> **Records from a data collection**:
───
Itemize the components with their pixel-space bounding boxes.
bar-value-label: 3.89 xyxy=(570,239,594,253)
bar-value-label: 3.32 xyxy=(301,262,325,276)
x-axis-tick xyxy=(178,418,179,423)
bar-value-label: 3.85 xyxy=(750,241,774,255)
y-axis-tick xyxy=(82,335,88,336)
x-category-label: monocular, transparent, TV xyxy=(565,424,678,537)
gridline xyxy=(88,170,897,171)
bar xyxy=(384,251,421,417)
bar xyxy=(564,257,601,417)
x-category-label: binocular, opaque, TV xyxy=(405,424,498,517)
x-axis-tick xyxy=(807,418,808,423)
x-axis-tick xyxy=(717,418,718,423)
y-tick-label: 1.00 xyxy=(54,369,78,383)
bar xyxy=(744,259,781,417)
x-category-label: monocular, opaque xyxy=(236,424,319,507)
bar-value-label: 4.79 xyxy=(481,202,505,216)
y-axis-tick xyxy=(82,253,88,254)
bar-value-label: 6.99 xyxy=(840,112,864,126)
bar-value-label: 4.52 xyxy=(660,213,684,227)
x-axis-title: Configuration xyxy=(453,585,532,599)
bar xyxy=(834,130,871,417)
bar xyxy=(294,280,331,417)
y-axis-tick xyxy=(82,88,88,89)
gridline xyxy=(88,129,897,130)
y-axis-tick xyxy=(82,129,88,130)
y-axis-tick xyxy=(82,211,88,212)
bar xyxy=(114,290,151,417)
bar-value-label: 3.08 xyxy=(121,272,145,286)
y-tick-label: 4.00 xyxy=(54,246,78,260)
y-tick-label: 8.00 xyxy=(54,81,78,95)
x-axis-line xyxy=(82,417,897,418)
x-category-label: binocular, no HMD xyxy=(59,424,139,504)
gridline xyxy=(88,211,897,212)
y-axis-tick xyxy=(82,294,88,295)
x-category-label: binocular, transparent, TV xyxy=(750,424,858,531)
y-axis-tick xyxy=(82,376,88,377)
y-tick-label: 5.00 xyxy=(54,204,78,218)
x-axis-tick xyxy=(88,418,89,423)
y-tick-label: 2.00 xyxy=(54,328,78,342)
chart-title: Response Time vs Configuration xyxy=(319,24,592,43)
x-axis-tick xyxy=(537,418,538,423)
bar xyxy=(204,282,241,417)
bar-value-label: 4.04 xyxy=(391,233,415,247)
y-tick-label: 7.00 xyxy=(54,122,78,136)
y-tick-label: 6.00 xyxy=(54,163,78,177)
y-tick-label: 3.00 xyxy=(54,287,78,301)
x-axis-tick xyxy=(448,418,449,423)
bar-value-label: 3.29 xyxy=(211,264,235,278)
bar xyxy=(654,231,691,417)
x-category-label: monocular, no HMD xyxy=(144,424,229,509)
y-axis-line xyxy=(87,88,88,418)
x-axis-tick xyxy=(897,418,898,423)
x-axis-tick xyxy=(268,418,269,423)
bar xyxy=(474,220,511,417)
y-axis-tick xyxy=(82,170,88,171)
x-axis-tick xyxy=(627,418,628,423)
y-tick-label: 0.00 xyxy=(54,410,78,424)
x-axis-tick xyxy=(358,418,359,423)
───
> **WHAT THE TASK ASKS**:
Render every line of the records above as a JSON list of strings, with one string per line and blank lines omitted.

> **ANSWER FOR THIS EXERCISE**:
[
  "Itemize the components with their pixel-space bounding boxes.",
  "bar-value-label: 3.89 xyxy=(570,239,594,253)",
  "bar-value-label: 3.32 xyxy=(301,262,325,276)",
  "x-axis-tick xyxy=(178,418,179,423)",
  "bar-value-label: 3.85 xyxy=(750,241,774,255)",
  "y-axis-tick xyxy=(82,335,88,336)",
  "x-category-label: monocular, transparent, TV xyxy=(565,424,678,537)",
  "gridline xyxy=(88,170,897,171)",
  "bar xyxy=(384,251,421,417)",
  "bar xyxy=(564,257,601,417)",
  "x-category-label: binocular, opaque, TV xyxy=(405,424,498,517)",
  "x-axis-tick xyxy=(807,418,808,423)",
  "x-axis-tick xyxy=(717,418,718,423)",
  "y-tick-label: 1.00 xyxy=(54,369,78,383)",
  "bar xyxy=(744,259,781,417)",
  "x-category-label: monocular, opaque xyxy=(236,424,319,507)",
  "bar-value-label: 4.79 xyxy=(481,202,505,216)",
  "y-axis-tick xyxy=(82,253,88,254)",
  "bar-value-label: 6.99 xyxy=(840,112,864,126)",
  "bar-value-label: 4.52 xyxy=(660,213,684,227)",
  "x-axis-title: Configuration xyxy=(453,585,532,599)",
  "bar xyxy=(834,130,871,417)",
  "bar xyxy=(294,280,331,417)",
  "y-axis-tick xyxy=(82,88,88,89)",
  "gridline xyxy=(88,129,897,130)",
  "y-axis-tick xyxy=(82,129,88,130)",
  "y-axis-tick xyxy=(82,211,88,212)",
  "bar xyxy=(114,290,151,417)",
  "bar-value-label: 3.08 xyxy=(121,272,145,286)",
  "y-tick-label: 4.00 xyxy=(54,246,78,260)",
  "y-tick-label: 8.00 xyxy=(54,81,78,95)",
  "x-axis-line xyxy=(82,417,897,418)",
  "x-category-label: binocular, no HMD xyxy=(59,424,139,504)",
  "gridline xyxy=(88,211,897,212)",
  "y-axis-tick xyxy=(82,294,88,295)",
  "x-category-label: binocular, transparent, TV xyxy=(750,424,858,531)",
  "y-axis-tick xyxy=(82,376,88,377)",
  "y-tick-label: 5.00 xyxy=(54,204,78,218)",
  "x-axis-tick xyxy=(88,418,89,423)",
  "y-tick-label: 2.00 xyxy=(54,328,78,342)",
  "chart-title: Response Time vs Configuration xyxy=(319,24,592,43)",
  "x-axis-tick xyxy=(537,418,538,423)",
  "bar xyxy=(204,282,241,417)",
  "bar-value-label: 4.04 xyxy=(391,233,415,247)",
  "y-tick-label: 7.00 xyxy=(54,122,78,136)",
  "y-tick-label: 6.00 xyxy=(54,163,78,177)",
  "y-tick-label: 3.00 xyxy=(54,287,78,301)",
  "x-axis-tick xyxy=(448,418,449,423)",
  "bar-value-label: 3.29 xyxy=(211,264,235,278)",
  "bar xyxy=(654,231,691,417)",
  "x-category-label: monocular, no HMD xyxy=(144,424,229,509)",
  "y-axis-line xyxy=(87,88,88,418)",
  "x-axis-tick xyxy=(897,418,898,423)",
  "x-axis-tick xyxy=(268,418,269,423)",
  "bar xyxy=(474,220,511,417)",
  "y-axis-tick xyxy=(82,170,88,171)",
  "x-axis-tick xyxy=(627,418,628,423)",
  "y-tick-label: 0.00 xyxy=(54,410,78,424)",
  "x-axis-tick xyxy=(358,418,359,423)"
]